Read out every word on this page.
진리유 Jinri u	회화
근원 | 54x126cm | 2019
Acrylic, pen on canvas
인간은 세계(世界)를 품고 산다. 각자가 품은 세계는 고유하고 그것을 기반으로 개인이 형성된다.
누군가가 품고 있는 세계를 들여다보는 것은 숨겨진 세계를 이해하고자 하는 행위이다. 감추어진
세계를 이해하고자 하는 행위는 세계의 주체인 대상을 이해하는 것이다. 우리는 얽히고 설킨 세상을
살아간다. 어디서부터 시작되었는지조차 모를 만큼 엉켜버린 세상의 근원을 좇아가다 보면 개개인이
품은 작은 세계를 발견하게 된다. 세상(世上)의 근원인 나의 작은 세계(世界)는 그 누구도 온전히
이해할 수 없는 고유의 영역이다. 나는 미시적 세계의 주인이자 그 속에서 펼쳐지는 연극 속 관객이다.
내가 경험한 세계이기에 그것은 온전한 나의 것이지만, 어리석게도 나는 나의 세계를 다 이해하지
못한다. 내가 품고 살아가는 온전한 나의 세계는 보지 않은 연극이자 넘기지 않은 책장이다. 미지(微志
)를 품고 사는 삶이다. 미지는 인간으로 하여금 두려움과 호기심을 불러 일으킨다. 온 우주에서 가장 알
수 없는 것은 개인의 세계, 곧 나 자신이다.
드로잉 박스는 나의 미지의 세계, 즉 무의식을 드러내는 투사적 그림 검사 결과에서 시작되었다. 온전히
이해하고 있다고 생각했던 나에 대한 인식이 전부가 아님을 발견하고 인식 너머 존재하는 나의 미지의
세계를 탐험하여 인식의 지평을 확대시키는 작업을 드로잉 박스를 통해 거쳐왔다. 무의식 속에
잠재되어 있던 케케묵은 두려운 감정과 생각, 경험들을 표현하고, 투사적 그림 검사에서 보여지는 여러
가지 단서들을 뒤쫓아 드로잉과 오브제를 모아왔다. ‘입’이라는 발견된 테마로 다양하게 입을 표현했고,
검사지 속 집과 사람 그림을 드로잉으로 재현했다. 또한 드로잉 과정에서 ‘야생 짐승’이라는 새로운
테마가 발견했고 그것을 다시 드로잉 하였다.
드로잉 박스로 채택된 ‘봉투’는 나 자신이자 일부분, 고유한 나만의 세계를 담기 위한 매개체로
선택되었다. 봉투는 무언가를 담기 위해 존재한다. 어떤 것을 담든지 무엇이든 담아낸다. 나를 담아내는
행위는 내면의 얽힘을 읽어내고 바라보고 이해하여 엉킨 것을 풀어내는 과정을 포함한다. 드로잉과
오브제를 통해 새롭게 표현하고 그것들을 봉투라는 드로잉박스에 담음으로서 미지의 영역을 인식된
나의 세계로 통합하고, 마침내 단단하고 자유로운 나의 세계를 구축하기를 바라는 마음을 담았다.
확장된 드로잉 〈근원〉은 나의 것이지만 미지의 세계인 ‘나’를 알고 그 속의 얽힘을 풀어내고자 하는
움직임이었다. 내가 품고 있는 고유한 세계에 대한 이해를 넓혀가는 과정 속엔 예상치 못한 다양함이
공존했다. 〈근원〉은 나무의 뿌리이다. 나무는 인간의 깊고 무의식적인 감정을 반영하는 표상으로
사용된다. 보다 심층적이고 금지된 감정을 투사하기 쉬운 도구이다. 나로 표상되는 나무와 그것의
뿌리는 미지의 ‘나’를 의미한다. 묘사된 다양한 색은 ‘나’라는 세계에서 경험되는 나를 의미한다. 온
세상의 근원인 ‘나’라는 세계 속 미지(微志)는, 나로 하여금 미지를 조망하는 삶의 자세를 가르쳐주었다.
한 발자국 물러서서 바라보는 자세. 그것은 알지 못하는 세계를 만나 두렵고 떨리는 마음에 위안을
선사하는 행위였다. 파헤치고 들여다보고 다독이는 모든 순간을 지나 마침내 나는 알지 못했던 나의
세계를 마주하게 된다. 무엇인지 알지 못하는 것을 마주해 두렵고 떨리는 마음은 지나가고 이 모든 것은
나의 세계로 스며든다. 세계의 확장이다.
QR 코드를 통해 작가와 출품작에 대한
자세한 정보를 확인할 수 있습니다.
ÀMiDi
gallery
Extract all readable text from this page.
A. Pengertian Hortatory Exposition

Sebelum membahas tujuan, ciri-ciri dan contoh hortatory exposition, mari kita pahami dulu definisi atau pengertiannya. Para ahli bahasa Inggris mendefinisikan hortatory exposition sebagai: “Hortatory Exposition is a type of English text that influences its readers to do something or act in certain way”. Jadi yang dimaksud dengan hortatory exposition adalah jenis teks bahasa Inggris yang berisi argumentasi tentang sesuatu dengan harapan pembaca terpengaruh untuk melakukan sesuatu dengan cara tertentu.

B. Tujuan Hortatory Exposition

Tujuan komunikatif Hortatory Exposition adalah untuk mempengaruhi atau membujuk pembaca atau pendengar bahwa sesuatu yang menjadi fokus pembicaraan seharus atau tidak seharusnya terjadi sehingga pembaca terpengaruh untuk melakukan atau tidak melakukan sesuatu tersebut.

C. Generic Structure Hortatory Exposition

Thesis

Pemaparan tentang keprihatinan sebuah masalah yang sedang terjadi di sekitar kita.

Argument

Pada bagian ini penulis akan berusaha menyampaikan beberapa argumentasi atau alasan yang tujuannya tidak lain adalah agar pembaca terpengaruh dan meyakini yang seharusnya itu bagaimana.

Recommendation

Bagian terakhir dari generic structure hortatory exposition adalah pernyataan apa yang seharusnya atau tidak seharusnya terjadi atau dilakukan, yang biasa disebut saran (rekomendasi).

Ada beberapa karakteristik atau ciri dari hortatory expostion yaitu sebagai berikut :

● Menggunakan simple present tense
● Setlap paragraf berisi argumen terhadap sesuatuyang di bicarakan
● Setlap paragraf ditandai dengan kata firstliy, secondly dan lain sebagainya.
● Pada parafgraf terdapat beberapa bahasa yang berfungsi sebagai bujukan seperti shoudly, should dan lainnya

WRITTEN PROBLEM>
Copy out all the entries shown above, character for character.

SOLUTION BELOW>
Read out every word on this page.
진리유 Jinri u	회화
근원 | 54x126cm | 2019
Acrylic, pen on canvas
인간은 세계(世界)를 품고 산다. 각자가 품은 세계는 고유하고 그것을 기반으로 개인이 형성된다.
누군가가 품고 있는 세계를 들여다보는 것은 숨겨진 세계를 이해하고자 하는 행위이다. 감추어진
세계를 이해하고자 하는 행위는 세계의 주체인 대상을 이해하는 것이다. 우리는 얽히고 설킨 세상을
살아간다. 어디서부터 시작되었는지조차 모를 만큼 엉켜버린 세상의 근원을 좇아가다 보면 개개인이
품은 작은 세계를 발견하게 된다. 세상(世上)의 근원인 나의 작은 세계(世界)는 그 누구도 온전히
이해할 수 없는 고유의 영역이다. 나는 미시적 세계의 주인이자 그 속에서 펼쳐지는 연극 속 관객이다.
내가 경험한 세계이기에 그것은 온전한 나의 것이지만, 어리석게도 나는 나의 세계를 다 이해하지
못한다. 내가 품고 살아가는 온전한 나의 세계는 보지 않은 연극이자 넘기지 않은 책장이다. 미지(微志
)를 품고 사는 삶이다. 미지는 인간으로 하여금 두려움과 호기심을 불러 일으킨다. 온 우주에서 가장 알
수 없는 것은 개인의 세계, 곧 나 자신이다.
드로잉 박스는 나의 미지의 세계, 즉 무의식을 드러내는 투사적 그림 검사 결과에서 시작되었다. 온전히
이해하고 있다고 생각했던 나에 대한 인식이 전부가 아님을 발견하고 인식 너머 존재하는 나의 미지의
세계를 탐험하여 인식의 지평을 확대시키는 작업을 드로잉 박스를 통해 거쳐왔다. 무의식 속에
잠재되어 있던 케케묵은 두려운 감정과 생각, 경험들을 표현하고, 투사적 그림 검사에서 보여지는 여러
가지 단서들을 뒤쫓아 드로잉과 오브제를 모아왔다. ‘입’이라는 발견된 테마로 다양하게 입을 표현했고,
검사지 속 집과 사람 그림을 드로잉으로 재현했다. 또한 드로잉 과정에서 ‘야생 짐승’이라는 새로운
테마가 발견했고 그것을 다시 드로잉 하였다.
드로잉 박스로 채택된 ‘봉투’는 나 자신이자 일부분, 고유한 나만의 세계를 담기 위한 매개체로
선택되었다. 봉투는 무언가를 담기 위해 존재한다. 어떤 것을 담든지 무엇이든 담아낸다. 나를 담아내는
행위는 내면의 얽힘을 읽어내고 바라보고 이해하여 엉킨 것을 풀어내는 과정을 포함한다. 드로잉과
오브제를 통해 새롭게 표현하고 그것들을 봉투라는 드로잉박스에 담음으로서 미지의 영역을 인식된
나의 세계로 통합하고, 마침내 단단하고 자유로운 나의 세계를 구축하기를 바라는 마음을 담았다.
확장된 드로잉 〈근원〉은 나의 것이지만 미지의 세계인 ‘나’를 알고 그 속의 얽힘을 풀어내고자 하는
움직임이었다. 내가 품고 있는 고유한 세계에 대한 이해를 넓혀가는 과정 속엔 예상치 못한 다양함이
공존했다. 〈근원〉은 나무의 뿌리이다. 나무는 인간의 깊고 무의식적인 감정을 반영하는 표상으로
사용된다. 보다 심층적이고 금지된 감정을 투사하기 쉬운 도구이다. 나로 표상되는 나무와 그것의
뿌리는 미지의 ‘나’를 의미한다. 묘사된 다양한 색은 ‘나’라는 세계에서 경험되는 나를 의미한다. 온
세상의 근원인 ‘나’라는 세계 속 미지(微志)는, 나로 하여금 미지를 조망하는 삶의 자세를 가르쳐주었다.
한 발자국 물러서서 바라보는 자세. 그것은 알지 못하는 세계를 만나 두렵고 떨리는 마음에 위안을
선사하는 행위였다. 파헤치고 들여다보고 다독이는 모든 순간을 지나 마침내 나는 알지 못했던 나의
세계를 마주하게 된다. 무엇인지 알지 못하는 것을 마주해 두렵고 떨리는 마음은 지나가고 이 모든 것은
나의 세계로 스며든다. 세계의 확장이다.
QR 코드를 통해 작가와 출품작에 대한
자세한 정보를 확인할 수 있습니다.
ÀMiDi
gallery
Extract all readable text from this page.
A. Pengertian Hortatory Exposition

Sebelum membahas tujuan, ciri-ciri dan contoh hortatory exposition, mari kita pahami dulu definisi atau pengertiannya. Para ahli bahasa Inggris mendefinisikan hortatory exposition sebagai: “Hortatory Exposition is a type of English text that influences its readers to do something or act in certain way”. Jadi yang dimaksud dengan hortatory exposition adalah jenis teks bahasa Inggris yang berisi argumentasi tentang sesuatu dengan harapan pembaca terpengaruh untuk melakukan sesuatu dengan cara tertentu.

B. Tujuan Hortatory Exposition

Tujuan komunikatif Hortatory Exposition adalah untuk mempengaruhi atau membujuk pembaca atau pendengar bahwa sesuatu yang menjadi fokus pembicaraan seharus atau tidak seharusnya terjadi sehingga pembaca terpengaruh untuk melakukan atau tidak melakukan sesuatu tersebut.

C. Generic Structure Hortatory Exposition

Thesis

Pemaparan tentang keprihatinan sebuah masalah yang sedang terjadi di sekitar kita.

Argument

Pada bagian ini penulis akan berusaha menyampaikan beberapa argumentasi atau alasan yang tujuannya tidak lain adalah agar pembaca terpengaruh dan meyakini yang seharusnya itu bagaimana.

Recommendation

Bagian terakhir dari generic structure hortatory exposition adalah pernyataan apa yang seharusnya atau tidak seharusnya terjadi atau dilakukan, yang biasa disebut saran (rekomendasi).

Ada beberapa karakteristik atau ciri dari hortatory expostion yaitu sebagai berikut :

● Menggunakan simple present tense
● Setlap paragraf berisi argumen terhadap sesuatuyang di bicarakan
● Setlap paragraf ditandai dengan kata firstliy, secondly dan lain sebagainya.
● Pada parafgraf terdapat beberapa bahasa yang berfungsi sebagai bujukan seperti shoudly, should dan lainnya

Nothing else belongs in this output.